**WHAT YOU SHOULD DO:**
Pull out every line below holding the word "Método".

══ INPUT RECORDS ══

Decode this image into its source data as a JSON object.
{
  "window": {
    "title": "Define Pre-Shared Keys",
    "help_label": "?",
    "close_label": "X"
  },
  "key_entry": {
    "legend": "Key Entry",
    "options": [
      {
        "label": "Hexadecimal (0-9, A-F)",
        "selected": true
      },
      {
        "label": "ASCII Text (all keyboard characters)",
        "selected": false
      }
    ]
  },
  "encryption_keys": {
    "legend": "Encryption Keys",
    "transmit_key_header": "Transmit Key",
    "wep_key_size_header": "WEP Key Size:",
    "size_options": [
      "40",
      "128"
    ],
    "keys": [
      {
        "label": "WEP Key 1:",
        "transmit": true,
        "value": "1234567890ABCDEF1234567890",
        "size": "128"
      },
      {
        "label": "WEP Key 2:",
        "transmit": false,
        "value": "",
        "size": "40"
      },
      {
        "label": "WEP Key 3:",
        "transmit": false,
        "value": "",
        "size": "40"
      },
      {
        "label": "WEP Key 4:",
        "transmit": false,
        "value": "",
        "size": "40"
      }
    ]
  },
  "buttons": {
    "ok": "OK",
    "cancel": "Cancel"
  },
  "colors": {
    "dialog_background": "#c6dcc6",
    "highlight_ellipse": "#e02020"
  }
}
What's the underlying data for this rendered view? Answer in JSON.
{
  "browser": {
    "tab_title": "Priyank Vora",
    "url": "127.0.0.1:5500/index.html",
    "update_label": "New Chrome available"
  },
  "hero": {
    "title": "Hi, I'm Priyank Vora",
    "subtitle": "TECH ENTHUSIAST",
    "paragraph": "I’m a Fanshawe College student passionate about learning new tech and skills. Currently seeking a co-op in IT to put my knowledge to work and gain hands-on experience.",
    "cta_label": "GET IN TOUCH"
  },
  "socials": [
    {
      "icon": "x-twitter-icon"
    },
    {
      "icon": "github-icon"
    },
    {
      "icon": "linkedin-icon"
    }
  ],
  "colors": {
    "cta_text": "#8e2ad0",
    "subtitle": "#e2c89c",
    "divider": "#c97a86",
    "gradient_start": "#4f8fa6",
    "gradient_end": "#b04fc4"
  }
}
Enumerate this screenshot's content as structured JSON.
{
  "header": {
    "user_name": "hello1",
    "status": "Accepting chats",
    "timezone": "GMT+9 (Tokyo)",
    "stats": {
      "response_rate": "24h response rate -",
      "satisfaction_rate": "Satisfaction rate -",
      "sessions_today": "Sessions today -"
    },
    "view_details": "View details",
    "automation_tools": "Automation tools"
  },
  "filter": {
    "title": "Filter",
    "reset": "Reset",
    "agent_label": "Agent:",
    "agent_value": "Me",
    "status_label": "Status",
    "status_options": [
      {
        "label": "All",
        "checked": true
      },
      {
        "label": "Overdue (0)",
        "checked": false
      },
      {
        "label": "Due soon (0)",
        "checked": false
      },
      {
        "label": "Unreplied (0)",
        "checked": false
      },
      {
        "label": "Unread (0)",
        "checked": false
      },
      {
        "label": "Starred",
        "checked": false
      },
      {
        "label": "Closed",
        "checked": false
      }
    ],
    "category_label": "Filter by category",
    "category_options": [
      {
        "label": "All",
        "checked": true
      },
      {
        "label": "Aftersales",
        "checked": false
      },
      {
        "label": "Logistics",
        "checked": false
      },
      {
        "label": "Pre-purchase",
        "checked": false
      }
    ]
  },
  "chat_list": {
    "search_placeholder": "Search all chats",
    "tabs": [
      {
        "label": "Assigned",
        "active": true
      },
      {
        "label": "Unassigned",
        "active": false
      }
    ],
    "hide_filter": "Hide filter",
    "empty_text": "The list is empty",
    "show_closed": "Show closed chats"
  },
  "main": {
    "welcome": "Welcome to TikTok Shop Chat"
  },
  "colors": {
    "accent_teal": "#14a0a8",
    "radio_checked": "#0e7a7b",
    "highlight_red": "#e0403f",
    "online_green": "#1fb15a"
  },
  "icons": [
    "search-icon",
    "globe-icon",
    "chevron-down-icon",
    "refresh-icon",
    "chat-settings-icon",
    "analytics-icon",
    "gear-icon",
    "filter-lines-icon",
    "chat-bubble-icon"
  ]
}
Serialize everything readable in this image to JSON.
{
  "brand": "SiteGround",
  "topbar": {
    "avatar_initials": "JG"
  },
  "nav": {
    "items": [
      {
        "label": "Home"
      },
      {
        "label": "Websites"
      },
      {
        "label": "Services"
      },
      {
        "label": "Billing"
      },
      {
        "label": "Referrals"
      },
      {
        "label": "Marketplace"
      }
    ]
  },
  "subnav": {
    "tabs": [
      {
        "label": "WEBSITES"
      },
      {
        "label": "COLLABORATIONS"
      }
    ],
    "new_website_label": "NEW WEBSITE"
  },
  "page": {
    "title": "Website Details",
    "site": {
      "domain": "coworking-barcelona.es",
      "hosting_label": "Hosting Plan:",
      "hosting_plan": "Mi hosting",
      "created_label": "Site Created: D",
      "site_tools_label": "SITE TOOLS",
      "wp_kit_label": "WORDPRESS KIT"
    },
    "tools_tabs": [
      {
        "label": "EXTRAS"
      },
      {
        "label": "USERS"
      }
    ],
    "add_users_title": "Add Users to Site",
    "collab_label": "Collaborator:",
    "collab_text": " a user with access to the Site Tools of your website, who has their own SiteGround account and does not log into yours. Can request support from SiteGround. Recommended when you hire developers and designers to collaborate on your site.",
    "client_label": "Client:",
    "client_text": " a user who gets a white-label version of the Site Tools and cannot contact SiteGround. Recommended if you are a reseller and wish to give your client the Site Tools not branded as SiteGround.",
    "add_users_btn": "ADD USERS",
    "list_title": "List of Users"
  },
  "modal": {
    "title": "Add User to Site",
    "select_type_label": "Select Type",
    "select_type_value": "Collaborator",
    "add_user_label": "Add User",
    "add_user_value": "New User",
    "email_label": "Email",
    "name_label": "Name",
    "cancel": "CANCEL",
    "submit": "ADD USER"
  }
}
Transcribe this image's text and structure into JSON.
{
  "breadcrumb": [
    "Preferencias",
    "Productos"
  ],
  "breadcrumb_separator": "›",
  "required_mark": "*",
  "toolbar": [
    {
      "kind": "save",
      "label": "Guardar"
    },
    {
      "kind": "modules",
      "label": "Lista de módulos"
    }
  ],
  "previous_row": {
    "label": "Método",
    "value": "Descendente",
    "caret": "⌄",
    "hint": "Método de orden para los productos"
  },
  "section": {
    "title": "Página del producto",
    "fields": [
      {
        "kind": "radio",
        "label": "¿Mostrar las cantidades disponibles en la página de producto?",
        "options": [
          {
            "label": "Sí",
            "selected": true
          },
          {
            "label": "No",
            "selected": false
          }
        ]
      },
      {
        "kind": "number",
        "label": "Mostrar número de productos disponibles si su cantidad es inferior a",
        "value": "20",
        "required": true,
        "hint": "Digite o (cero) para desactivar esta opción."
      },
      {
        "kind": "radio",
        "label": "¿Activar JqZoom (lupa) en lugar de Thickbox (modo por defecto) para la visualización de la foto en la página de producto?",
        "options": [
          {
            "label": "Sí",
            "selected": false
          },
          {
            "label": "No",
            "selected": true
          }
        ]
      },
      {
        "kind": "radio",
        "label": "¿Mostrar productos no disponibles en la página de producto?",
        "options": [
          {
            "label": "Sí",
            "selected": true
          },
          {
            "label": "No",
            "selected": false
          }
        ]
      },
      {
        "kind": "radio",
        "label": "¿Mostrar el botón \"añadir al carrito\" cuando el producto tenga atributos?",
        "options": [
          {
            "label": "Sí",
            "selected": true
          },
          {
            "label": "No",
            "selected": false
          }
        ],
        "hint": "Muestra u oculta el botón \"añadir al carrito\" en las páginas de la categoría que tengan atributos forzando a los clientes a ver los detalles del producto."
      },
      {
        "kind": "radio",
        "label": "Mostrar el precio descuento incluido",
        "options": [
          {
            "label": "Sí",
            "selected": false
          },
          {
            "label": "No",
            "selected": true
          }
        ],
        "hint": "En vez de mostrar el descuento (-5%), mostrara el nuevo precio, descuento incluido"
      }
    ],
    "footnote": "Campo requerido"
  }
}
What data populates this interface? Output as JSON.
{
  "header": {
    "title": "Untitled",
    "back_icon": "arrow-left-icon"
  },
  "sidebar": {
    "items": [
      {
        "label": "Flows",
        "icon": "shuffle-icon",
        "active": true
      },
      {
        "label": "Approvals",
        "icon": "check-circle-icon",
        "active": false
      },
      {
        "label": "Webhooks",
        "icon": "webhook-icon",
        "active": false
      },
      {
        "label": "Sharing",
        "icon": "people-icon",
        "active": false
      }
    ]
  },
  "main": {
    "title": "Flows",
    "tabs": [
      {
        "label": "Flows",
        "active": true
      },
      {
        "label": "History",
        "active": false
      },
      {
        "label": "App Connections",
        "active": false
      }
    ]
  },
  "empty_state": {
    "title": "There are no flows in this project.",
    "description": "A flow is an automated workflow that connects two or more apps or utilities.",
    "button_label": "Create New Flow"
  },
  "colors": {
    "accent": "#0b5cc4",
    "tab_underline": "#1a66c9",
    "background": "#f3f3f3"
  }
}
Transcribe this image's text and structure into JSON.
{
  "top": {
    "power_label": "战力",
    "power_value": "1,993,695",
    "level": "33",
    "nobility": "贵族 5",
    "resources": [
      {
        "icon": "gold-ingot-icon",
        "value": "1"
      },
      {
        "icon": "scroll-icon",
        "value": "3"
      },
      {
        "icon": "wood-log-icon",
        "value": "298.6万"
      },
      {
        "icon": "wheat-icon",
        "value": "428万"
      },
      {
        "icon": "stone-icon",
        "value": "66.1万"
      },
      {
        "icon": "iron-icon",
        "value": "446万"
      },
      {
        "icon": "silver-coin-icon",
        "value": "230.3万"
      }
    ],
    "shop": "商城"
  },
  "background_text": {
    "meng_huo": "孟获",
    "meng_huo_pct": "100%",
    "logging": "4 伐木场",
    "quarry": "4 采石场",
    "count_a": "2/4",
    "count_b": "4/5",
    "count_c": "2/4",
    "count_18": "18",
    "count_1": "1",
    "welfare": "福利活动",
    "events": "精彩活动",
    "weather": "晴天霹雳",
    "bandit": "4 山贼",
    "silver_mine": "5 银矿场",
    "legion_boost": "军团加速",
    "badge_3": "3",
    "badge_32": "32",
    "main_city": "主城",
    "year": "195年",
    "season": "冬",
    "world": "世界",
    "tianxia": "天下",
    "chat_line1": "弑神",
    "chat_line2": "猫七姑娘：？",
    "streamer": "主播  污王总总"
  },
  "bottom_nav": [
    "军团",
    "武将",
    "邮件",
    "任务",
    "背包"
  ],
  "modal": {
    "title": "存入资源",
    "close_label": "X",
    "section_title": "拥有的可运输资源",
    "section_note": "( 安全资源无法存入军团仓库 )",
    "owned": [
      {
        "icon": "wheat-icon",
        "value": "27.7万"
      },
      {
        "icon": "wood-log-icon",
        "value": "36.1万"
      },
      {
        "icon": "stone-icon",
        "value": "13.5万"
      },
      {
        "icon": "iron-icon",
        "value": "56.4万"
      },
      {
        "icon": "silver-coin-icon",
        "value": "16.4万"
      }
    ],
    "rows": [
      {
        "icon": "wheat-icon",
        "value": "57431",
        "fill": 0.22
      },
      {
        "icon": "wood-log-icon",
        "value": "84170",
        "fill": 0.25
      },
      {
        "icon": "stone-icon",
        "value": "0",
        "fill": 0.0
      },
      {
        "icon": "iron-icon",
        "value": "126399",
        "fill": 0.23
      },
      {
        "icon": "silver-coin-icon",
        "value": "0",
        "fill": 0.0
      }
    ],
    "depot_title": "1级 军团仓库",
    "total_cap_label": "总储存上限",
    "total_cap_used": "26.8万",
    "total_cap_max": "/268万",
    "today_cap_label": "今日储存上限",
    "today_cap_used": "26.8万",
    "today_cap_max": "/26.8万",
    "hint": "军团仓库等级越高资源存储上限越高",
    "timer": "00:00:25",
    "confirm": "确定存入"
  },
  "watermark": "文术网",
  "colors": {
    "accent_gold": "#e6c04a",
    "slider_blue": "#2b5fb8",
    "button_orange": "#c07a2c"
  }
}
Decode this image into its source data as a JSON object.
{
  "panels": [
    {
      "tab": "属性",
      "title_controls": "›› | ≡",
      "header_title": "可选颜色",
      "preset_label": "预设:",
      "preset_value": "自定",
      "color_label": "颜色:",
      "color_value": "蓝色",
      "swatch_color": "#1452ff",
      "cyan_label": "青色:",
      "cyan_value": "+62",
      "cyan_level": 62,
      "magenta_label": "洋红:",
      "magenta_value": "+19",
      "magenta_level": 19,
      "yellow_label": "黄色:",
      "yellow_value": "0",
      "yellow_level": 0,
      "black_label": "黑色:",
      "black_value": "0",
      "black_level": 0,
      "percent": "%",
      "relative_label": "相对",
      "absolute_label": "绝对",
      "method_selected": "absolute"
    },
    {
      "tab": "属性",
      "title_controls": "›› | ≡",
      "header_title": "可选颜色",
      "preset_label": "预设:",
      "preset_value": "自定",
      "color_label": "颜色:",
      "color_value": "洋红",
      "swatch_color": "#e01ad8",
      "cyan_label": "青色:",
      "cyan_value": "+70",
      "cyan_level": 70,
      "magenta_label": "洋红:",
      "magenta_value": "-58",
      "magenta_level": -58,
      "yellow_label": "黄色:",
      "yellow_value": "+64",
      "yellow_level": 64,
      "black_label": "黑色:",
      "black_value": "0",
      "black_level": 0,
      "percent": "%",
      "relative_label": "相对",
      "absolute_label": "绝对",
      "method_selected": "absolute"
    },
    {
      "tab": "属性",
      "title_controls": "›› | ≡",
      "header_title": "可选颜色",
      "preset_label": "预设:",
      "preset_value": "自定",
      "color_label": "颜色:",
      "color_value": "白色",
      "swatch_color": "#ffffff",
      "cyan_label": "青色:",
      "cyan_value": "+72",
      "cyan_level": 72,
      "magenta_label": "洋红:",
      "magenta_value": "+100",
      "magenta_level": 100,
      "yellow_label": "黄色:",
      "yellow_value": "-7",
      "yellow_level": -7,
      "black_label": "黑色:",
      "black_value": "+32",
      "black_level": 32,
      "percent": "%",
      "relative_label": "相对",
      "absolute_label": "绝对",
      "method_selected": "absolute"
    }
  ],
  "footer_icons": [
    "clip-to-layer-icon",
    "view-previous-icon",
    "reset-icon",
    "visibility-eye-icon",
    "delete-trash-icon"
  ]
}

═══

**EXERCISE ANSWER:**
    "label": "Método",
    "hint": "Método de orden para los productos"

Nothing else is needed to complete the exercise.